** BEGIN SOURCE DATA **
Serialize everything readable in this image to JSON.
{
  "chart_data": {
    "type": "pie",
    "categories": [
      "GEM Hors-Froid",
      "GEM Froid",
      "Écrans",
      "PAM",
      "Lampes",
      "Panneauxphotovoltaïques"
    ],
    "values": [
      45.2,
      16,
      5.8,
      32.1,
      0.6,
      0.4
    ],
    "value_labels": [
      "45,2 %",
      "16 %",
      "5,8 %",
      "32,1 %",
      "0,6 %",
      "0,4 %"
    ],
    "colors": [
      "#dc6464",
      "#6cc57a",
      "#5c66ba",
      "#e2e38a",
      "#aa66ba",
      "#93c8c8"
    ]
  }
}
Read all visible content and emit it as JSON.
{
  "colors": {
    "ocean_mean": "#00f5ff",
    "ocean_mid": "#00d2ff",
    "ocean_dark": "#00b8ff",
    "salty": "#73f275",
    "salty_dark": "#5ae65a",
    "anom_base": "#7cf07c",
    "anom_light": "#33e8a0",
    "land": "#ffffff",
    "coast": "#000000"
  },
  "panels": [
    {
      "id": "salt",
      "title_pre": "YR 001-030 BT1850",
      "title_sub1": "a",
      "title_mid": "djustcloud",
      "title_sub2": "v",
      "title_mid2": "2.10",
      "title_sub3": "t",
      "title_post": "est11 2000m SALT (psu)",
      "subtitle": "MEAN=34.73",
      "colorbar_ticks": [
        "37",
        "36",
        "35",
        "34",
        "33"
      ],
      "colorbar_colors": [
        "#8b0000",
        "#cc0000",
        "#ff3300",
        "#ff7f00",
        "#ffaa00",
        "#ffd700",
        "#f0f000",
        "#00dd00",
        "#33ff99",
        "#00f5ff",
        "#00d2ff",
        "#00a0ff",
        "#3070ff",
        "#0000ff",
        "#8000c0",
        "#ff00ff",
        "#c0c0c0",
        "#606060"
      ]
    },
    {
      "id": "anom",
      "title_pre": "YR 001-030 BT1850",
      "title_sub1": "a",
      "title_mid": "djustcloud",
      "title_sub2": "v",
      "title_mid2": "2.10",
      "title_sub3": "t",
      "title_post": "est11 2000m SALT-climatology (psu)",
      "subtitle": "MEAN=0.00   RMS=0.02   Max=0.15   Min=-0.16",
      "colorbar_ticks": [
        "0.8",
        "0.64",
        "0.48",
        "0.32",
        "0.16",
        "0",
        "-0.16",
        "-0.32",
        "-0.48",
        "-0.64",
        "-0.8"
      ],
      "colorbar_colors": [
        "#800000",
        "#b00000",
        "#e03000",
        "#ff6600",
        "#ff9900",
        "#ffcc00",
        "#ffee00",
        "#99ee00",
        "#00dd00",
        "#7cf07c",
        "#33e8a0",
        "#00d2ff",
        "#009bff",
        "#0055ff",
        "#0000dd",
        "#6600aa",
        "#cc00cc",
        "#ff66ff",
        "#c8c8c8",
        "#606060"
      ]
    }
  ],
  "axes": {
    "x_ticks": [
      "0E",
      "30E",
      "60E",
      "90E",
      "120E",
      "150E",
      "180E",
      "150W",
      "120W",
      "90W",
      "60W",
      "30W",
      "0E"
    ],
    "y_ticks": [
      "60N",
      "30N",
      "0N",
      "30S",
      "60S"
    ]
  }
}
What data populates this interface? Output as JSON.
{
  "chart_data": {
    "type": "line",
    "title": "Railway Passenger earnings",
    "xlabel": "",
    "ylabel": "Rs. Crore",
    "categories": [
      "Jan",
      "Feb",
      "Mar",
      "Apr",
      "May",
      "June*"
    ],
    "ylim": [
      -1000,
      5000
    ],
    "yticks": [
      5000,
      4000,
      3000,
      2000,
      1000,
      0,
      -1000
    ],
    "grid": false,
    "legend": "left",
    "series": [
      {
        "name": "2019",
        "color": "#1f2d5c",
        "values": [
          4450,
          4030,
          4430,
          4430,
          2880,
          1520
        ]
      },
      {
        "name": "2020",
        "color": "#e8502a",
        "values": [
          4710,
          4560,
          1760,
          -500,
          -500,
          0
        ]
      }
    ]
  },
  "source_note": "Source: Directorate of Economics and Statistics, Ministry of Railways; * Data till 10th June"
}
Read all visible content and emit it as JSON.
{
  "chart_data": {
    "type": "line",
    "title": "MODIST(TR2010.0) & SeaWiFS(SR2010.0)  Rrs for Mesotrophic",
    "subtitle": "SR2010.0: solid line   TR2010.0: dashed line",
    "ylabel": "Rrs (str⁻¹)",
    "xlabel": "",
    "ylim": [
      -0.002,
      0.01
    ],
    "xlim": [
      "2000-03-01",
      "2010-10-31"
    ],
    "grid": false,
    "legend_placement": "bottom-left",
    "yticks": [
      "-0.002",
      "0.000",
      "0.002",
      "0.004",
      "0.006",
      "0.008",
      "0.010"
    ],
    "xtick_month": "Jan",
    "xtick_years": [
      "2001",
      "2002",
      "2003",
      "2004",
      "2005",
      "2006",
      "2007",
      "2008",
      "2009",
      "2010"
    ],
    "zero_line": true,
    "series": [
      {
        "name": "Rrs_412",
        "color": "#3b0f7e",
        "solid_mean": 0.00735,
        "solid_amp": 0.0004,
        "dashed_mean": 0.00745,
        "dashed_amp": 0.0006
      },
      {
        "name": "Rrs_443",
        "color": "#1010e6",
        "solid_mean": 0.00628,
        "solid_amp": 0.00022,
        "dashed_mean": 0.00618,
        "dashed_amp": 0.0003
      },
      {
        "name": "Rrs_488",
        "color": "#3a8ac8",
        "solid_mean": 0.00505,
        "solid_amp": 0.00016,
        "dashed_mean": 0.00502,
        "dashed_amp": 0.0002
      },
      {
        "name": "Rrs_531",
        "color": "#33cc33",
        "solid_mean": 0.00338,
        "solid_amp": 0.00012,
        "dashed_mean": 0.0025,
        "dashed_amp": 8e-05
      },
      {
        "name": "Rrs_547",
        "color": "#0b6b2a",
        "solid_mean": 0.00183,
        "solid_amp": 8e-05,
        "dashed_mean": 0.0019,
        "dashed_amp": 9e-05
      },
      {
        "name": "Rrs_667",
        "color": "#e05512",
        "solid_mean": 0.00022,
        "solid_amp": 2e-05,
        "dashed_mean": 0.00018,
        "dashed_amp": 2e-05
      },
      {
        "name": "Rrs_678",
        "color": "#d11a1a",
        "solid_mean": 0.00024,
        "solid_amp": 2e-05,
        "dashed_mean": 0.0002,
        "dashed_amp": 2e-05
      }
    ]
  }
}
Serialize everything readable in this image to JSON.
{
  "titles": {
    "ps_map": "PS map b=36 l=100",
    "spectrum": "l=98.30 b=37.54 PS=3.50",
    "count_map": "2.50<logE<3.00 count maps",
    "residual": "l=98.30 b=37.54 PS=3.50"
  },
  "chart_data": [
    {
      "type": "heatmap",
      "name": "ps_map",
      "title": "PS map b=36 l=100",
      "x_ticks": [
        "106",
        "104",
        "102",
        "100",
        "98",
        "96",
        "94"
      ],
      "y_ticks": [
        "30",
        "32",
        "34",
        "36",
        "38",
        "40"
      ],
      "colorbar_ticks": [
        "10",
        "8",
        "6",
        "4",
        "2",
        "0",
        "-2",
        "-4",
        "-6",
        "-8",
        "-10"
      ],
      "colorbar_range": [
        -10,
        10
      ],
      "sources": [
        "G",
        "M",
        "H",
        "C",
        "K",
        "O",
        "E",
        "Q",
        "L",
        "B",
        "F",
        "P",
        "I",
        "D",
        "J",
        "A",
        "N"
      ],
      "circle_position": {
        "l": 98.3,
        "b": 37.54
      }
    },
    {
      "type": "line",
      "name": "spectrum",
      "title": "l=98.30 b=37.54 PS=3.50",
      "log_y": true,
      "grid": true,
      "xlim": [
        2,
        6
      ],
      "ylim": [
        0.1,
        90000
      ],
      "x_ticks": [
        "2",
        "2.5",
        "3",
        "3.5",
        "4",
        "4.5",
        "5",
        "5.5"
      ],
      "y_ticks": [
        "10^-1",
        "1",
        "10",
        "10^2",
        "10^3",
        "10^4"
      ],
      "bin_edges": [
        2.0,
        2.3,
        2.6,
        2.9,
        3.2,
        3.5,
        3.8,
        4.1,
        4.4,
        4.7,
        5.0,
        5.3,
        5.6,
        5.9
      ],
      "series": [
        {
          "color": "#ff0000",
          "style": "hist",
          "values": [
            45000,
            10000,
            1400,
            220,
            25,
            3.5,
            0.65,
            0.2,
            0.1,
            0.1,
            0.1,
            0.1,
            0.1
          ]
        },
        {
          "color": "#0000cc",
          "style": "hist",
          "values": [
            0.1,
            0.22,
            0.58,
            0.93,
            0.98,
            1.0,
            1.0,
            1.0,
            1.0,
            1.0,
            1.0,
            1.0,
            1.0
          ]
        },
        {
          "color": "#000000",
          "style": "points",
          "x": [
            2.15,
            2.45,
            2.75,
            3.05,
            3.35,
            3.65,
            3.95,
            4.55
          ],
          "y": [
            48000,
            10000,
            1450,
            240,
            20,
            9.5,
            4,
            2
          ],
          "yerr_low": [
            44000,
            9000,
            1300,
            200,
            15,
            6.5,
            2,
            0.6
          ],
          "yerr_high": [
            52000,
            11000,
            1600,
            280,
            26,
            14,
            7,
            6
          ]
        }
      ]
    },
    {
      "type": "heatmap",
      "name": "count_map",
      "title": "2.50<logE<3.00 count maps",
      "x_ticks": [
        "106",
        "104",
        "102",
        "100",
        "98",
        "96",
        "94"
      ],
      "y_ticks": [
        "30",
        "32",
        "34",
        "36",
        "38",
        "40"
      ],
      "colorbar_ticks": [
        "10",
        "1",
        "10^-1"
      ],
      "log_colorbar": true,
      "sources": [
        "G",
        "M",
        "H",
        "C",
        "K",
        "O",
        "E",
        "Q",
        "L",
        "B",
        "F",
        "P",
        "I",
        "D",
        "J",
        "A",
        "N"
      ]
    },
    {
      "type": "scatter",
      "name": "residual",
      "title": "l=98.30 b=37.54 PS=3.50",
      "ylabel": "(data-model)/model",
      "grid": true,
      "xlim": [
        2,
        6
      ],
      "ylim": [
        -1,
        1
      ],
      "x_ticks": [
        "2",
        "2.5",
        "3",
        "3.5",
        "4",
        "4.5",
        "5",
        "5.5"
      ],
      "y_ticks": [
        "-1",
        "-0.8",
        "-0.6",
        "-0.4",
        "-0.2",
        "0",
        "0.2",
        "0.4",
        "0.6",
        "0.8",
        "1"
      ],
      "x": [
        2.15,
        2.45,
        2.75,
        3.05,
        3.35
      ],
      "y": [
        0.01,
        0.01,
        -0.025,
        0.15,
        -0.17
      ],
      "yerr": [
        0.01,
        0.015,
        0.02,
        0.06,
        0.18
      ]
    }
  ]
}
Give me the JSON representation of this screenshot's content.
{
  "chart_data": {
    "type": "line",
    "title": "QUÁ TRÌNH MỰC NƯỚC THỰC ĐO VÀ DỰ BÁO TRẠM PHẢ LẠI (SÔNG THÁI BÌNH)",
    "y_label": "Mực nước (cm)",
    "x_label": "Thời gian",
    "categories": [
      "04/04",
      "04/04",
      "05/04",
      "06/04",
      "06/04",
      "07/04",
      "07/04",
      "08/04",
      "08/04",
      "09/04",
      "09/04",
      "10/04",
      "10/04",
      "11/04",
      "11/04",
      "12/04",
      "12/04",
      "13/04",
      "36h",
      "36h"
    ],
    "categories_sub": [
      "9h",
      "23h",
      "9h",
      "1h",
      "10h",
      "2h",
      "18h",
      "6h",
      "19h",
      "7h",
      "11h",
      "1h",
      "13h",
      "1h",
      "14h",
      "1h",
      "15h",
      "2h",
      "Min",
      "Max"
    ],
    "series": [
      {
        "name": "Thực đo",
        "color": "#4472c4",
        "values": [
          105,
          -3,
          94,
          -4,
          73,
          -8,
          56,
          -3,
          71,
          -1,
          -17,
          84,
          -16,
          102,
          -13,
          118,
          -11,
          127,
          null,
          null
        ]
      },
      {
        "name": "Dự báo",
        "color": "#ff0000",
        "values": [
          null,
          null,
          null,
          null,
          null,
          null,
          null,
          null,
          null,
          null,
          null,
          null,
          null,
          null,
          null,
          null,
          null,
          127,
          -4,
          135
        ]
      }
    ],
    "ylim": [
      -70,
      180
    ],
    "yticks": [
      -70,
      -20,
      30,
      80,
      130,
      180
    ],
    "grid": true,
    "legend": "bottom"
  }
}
** END SOURCE DATA **
• **PROBLEM REQUIREMENTS**
From the entries above, copy every line where the word "true" shows up.

• **TASK RESULT**
    "zero_line": true,
      "log_y": true,
      "grid": true,
      "log_colorbar": true,
      "grid": true,
    "grid": true,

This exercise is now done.